# MATERIAL FOR THIS TASK:
....

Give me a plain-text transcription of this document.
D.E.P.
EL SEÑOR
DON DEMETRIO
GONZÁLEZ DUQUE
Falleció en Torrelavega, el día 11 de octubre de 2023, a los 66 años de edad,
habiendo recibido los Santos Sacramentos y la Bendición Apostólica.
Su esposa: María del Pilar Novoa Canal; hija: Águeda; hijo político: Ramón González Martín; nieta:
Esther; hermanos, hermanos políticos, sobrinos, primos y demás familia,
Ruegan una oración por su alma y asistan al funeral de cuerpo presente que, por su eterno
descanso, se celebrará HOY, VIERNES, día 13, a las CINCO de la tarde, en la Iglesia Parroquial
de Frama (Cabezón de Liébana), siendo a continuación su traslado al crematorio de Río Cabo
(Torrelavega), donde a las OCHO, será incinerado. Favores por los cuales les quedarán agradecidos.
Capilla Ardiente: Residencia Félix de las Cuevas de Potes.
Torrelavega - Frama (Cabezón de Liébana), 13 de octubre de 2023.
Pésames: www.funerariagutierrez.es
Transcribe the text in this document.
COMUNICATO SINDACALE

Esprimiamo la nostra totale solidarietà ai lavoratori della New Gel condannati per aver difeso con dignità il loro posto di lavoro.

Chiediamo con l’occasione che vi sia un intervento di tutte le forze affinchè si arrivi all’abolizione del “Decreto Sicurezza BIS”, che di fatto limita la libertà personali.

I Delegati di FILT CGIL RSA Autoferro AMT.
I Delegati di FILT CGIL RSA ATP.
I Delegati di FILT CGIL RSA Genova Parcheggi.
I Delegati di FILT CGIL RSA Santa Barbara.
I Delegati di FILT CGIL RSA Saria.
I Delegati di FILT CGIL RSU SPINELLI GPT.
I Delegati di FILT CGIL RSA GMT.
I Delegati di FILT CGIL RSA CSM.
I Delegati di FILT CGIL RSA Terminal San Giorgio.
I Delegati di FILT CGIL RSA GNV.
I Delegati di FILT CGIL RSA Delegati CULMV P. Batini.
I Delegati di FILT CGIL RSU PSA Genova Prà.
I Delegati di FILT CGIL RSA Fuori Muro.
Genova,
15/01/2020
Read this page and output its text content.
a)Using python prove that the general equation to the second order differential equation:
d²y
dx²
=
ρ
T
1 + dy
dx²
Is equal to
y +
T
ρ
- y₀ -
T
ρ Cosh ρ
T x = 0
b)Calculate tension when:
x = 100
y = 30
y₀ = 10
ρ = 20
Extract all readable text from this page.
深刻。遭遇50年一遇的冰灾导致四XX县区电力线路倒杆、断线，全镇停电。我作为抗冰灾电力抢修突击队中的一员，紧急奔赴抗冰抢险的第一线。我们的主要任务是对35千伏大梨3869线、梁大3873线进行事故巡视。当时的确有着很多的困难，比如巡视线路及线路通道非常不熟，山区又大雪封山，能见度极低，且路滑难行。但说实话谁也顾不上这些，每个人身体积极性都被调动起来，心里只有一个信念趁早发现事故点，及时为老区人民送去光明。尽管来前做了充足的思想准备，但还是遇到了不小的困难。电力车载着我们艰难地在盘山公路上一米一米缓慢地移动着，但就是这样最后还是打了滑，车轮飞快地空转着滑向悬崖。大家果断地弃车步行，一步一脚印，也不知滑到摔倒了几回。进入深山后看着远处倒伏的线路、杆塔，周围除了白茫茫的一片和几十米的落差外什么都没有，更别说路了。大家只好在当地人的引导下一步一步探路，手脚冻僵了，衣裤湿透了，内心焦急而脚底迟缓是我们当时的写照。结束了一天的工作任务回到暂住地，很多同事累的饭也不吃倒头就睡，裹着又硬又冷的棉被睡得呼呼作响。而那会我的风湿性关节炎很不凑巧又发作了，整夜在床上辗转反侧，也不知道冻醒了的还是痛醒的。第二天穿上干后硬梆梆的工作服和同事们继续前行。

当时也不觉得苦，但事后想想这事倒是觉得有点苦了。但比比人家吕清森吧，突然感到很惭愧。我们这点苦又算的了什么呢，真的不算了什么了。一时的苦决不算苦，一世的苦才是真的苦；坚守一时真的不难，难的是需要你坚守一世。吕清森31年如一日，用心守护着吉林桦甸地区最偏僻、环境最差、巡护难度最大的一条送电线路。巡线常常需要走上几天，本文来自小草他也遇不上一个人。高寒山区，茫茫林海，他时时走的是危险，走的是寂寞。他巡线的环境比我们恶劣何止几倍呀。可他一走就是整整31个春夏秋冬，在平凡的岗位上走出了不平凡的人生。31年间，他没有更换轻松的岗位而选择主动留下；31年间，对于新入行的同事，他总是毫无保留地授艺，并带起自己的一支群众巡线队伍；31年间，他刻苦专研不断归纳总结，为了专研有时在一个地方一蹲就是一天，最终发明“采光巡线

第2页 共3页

....

# SET TASK:
Using the listing above, retype each line exactly.

# WRITTEN ANSWER:
Give me a plain-text transcription of this document.
D.E.P.
EL SEÑOR
DON DEMETRIO
GONZÁLEZ DUQUE
Falleció en Torrelavega, el día 11 de octubre de 2023, a los 66 años de edad,
habiendo recibido los Santos Sacramentos y la Bendición Apostólica.
Su esposa: María del Pilar Novoa Canal; hija: Águeda; hijo político: Ramón González Martín; nieta:
Esther; hermanos, hermanos políticos, sobrinos, primos y demás familia,
Ruegan una oración por su alma y asistan al funeral de cuerpo presente que, por su eterno
descanso, se celebrará HOY, VIERNES, día 13, a las CINCO de la tarde, en la Iglesia Parroquial
de Frama (Cabezón de Liébana), siendo a continuación su traslado al crematorio de Río Cabo
(Torrelavega), donde a las OCHO, será incinerado. Favores por los cuales les quedarán agradecidos.
Capilla Ardiente: Residencia Félix de las Cuevas de Potes.
Torrelavega - Frama (Cabezón de Liébana), 13 de octubre de 2023.
Pésames: www.funerariagutierrez.es
Transcribe the text in this document.
COMUNICATO SINDACALE

Esprimiamo la nostra totale solidarietà ai lavoratori della New Gel condannati per aver difeso con dignità il loro posto di lavoro.

Chiediamo con l’occasione che vi sia un intervento di tutte le forze affinchè si arrivi all’abolizione del “Decreto Sicurezza BIS”, che di fatto limita la libertà personali.

I Delegati di FILT CGIL RSA Autoferro AMT.
I Delegati di FILT CGIL RSA ATP.
I Delegati di FILT CGIL RSA Genova Parcheggi.
I Delegati di FILT CGIL RSA Santa Barbara.
I Delegati di FILT CGIL RSA Saria.
I Delegati di FILT CGIL RSU SPINELLI GPT.
I Delegati di FILT CGIL RSA GMT.
I Delegati di FILT CGIL RSA CSM.
I Delegati di FILT CGIL RSA Terminal San Giorgio.
I Delegati di FILT CGIL RSA GNV.
I Delegati di FILT CGIL RSA Delegati CULMV P. Batini.
I Delegati di FILT CGIL RSU PSA Genova Prà.
I Delegati di FILT CGIL RSA Fuori Muro.
Genova,
15/01/2020
Read this page and output its text content.
a)Using python prove that the general equation to the second order differential equation:
d²y
dx²
=
ρ
T
1 + dy
dx²
Is equal to
y +
T
ρ
- y₀ -
T
ρ Cosh ρ
T x = 0
b)Calculate tension when:
x = 100
y = 30
y₀ = 10
ρ = 20
Extract all readable text from this page.
深刻。遭遇50年一遇的冰灾导致四XX县区电力线路倒杆、断线，全镇停电。我作为抗冰灾电力抢修突击队中的一员，紧急奔赴抗冰抢险的第一线。我们的主要任务是对35千伏大梨3869线、梁大3873线进行事故巡视。当时的确有着很多的困难，比如巡视线路及线路通道非常不熟，山区又大雪封山，能见度极低，且路滑难行。但说实话谁也顾不上这些，每个人身体积极性都被调动起来，心里只有一个信念趁早发现事故点，及时为老区人民送去光明。尽管来前做了充足的思想准备，但还是遇到了不小的困难。电力车载着我们艰难地在盘山公路上一米一米缓慢地移动着，但就是这样最后还是打了滑，车轮飞快地空转着滑向悬崖。大家果断地弃车步行，一步一脚印，也不知滑到摔倒了几回。进入深山后看着远处倒伏的线路、杆塔，周围除了白茫茫的一片和几十米的落差外什么都没有，更别说路了。大家只好在当地人的引导下一步一步探路，手脚冻僵了，衣裤湿透了，内心焦急而脚底迟缓是我们当时的写照。结束了一天的工作任务回到暂住地，很多同事累的饭也不吃倒头就睡，裹着又硬又冷的棉被睡得呼呼作响。而那会我的风湿性关节炎很不凑巧又发作了，整夜在床上辗转反侧，也不知道冻醒了的还是痛醒的。第二天穿上干后硬梆梆的工作服和同事们继续前行。

当时也不觉得苦，但事后想想这事倒是觉得有点苦了。但比比人家吕清森吧，突然感到很惭愧。我们这点苦又算的了什么呢，真的不算了什么了。一时的苦决不算苦，一世的苦才是真的苦；坚守一时真的不难，难的是需要你坚守一世。吕清森31年如一日，用心守护着吉林桦甸地区最偏僻、环境最差、巡护难度最大的一条送电线路。巡线常常需要走上几天，本文来自小草他也遇不上一个人。高寒山区，茫茫林海，他时时走的是危险，走的是寂寞。他巡线的环境比我们恶劣何止几倍呀。可他一走就是整整31个春夏秋冬，在平凡的岗位上走出了不平凡的人生。31年间，他没有更换轻松的岗位而选择主动留下；31年间，对于新入行的同事，他总是毫无保留地授艺，并带起自己的一支群众巡线队伍；31年间，他刻苦专研不断归纳总结，为了专研有时在一个地方一蹲就是一天，最终发明“采光巡线

第2页 共3页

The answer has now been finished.